#### Selected excerpt

For more information on the theory and definition of mean-variance optimization supported by portfolio optimization tools in Financial Toolbox™, see Portfolio Optimization Theory.

Portfolio Problem Sufficiency

A mean-variance portfolio optimization is completely specified with the Portfolio object if these two conditions are met:

  • The moments of asset returns must be specified such that the property AssetMean contains a valid finite mean vector of asset returns and the property AssetMean contains a valid symmetric positive-semidefinite matrix for the covariance of asset returns.

    The first condition is satisfied by setting the properties associated with the moments of asset returns.

  • The set of feasible portfolios must be a nonempty compact set, where a compact set is closed and bounded.

    The second condition is satisfied by an extensive collection of properties that define different types of constraints to form a set of feasible portfolios. Since such sets must be bounded, either explicit or implicit constraints can be imposed, and several functions, such as estimateBounds, provide ways to ensure that your problem is properly formulated.

Although the general sufficiency conditions for mean-variance portfolio optimization go beyond these two conditions, the Portfolio object implemented in Financial Toolbox implicitly handles all these additional conditions. For more information on the Markowitz model for mean-variance portfolio optimization, see Portfolio Optimization.

########
#### Listed records

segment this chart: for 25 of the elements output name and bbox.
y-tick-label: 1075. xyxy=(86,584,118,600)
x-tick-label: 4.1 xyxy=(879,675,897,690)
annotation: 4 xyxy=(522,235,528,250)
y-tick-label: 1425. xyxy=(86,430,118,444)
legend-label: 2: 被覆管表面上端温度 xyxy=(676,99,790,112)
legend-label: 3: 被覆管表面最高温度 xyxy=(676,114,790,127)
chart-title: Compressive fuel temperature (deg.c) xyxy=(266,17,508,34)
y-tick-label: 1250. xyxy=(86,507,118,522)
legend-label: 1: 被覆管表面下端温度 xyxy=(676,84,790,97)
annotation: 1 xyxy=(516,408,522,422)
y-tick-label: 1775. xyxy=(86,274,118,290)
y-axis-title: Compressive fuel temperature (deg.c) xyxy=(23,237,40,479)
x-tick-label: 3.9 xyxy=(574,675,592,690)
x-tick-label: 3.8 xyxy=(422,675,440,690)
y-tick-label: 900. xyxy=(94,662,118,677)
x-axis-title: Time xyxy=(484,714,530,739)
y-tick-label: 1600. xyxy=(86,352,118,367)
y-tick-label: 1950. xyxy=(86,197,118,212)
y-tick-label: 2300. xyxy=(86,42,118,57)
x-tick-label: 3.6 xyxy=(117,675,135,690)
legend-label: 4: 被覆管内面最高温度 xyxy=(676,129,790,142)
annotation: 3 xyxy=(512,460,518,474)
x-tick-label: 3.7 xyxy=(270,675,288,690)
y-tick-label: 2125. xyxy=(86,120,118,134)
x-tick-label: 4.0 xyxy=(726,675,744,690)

########

* [To do]:
**A)** Please check each statement against the passage on portfolio problem sufficiency and mark it yes or no. Back each verdict with the exact deciding words from the passage. (i) The set of feasible portfolios must be a nonempty compact set. (ii) Only explicit constraints can be imposed to bound the set of feasible portfolios. (iii) Users must handle the additional sufficiency conditions themselves, outside the Portfolio object.
**B)** Continue the passage on portfolio problem sufficiency, starting after its final sentence.

* [Answers to the problems]:
**A)**
(i) Yes: "The set of feasible portfolios must be a nonempty compact set, where a compact set is closed and bounded."
(ii) No: "either explicit or implicit constraints can be imposed"
(iii) No: "the Portfolio object implemented in Financial Toolbox implicitly handles all these additional conditions"

**B)**
Shortcuts for Property Names

The Portfolio function has shorter argument names that replace longer argument names associated with specific properties of the Portfolio object.

For example, rather than enter 'assetcovar', the Portfolio function accepts the case-insensitive name 'covar' to set the AssetCovar property in a Portfolio object. Every shorter argument name corresponds with a single property in the Portfolio function. The one exception is the alternative argument name 'budget', which signifies both the LowerBudget and UpperBudget properties. When 'budget' is used, then the LowerBudget and UpperBudget properties are set to the same value to form an equality budget constraint.

Shortcuts for Property Names

Shortcut Argument Name

Equivalent Argument / Property Name

ae

AEquality

ai

AInequality

covar

AssetCovar

assetnames or assets

AssetList

mean

AssetMean

be

bEquality

bi

bInequality

group

GroupMatrix

lb

LowerBound

n or num

NumAssets

rfr

RiskFreeRate

ub

UpperBound

budget

UpperBudget and LowerBudget

References

For a complete list of references for the Portfolio object, see Portfolio Optimization.